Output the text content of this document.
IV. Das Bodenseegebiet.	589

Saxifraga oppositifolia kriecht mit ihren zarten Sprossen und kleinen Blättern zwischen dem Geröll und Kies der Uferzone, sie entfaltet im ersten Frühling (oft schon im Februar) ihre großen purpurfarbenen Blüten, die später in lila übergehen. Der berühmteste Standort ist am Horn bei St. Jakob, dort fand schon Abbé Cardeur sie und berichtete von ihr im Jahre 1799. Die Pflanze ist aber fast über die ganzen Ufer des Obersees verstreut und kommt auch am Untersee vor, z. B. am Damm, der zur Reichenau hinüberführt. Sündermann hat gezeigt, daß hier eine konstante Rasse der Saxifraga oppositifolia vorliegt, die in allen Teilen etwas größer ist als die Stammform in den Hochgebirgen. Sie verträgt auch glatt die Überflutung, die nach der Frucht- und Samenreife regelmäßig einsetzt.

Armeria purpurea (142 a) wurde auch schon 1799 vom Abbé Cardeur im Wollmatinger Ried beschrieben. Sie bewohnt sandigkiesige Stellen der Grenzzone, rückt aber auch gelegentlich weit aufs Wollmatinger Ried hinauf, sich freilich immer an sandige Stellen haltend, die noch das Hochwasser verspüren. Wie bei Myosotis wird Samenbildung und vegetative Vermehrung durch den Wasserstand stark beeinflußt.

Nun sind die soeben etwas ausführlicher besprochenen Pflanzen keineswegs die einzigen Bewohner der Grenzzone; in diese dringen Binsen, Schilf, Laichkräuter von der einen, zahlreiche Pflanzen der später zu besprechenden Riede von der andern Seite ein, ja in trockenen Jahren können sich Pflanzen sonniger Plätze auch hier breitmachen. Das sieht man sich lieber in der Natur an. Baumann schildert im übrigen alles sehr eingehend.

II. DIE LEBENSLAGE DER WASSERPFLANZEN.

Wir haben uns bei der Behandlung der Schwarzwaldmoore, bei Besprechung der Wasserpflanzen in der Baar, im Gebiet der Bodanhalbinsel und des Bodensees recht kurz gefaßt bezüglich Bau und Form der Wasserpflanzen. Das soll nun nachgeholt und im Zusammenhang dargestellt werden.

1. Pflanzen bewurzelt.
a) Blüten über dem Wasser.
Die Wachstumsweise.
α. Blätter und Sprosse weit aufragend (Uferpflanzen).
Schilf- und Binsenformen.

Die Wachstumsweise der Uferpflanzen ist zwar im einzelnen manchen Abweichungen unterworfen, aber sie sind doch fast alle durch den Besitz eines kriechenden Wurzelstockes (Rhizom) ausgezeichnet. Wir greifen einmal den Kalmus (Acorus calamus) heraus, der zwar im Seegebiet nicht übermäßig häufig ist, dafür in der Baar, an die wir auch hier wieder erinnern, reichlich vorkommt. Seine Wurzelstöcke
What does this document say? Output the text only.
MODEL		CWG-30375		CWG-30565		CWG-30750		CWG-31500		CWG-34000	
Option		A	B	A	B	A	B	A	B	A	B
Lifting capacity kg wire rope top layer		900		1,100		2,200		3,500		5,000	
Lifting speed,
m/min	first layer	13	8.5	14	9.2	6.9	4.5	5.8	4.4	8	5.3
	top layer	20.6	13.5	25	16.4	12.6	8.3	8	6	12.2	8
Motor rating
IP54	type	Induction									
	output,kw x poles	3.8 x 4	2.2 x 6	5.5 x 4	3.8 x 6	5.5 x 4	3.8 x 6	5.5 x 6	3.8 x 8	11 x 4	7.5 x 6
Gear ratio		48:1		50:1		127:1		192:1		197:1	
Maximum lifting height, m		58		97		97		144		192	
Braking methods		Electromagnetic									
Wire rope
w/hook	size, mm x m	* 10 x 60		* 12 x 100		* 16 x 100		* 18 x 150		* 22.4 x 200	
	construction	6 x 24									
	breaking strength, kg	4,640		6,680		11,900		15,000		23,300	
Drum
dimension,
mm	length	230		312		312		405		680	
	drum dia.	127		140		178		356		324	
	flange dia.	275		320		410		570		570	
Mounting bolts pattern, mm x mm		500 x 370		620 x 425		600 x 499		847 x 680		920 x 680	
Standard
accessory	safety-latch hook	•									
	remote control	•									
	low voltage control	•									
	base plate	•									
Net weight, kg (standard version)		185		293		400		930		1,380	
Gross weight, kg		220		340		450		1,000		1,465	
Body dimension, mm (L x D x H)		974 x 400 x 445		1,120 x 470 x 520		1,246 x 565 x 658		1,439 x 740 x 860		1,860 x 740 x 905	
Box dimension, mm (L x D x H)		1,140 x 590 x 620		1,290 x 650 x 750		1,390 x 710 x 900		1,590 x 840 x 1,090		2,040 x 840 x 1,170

════

→ Stated goal: Identify all lines in the records above with the word "sich".

→ Completed exercise:
Armeria purpurea (142 a) wurde auch schon 1799 vom Abbé Cardeur im Wollmatinger Ried beschrieben. Sie bewohnt sandigkiesige Stellen der Grenzzone, rückt aber auch gelegentlich weit aufs Wollmatinger Ried hinauf, sich freilich immer an sandige Stellen haltend, die noch das Hochwasser verspüren. Wie bei Myosotis wird Samenbildung und vegetative Vermehrung durch den Wasserstand stark beeinflußt.
Nun sind die soeben etwas ausführlicher besprochenen Pflanzen keineswegs die einzigen Bewohner der Grenzzone; in diese dringen Binsen, Schilf, Laichkräuter von der einen, zahlreiche Pflanzen der später zu besprechenden Riede von der andern Seite ein, ja in trockenen Jahren können sich Pflanzen sonniger Plätze auch hier breitmachen. Das sieht man sich lieber in der Natur an. Baumann schildert im übrigen alles sehr eingehend.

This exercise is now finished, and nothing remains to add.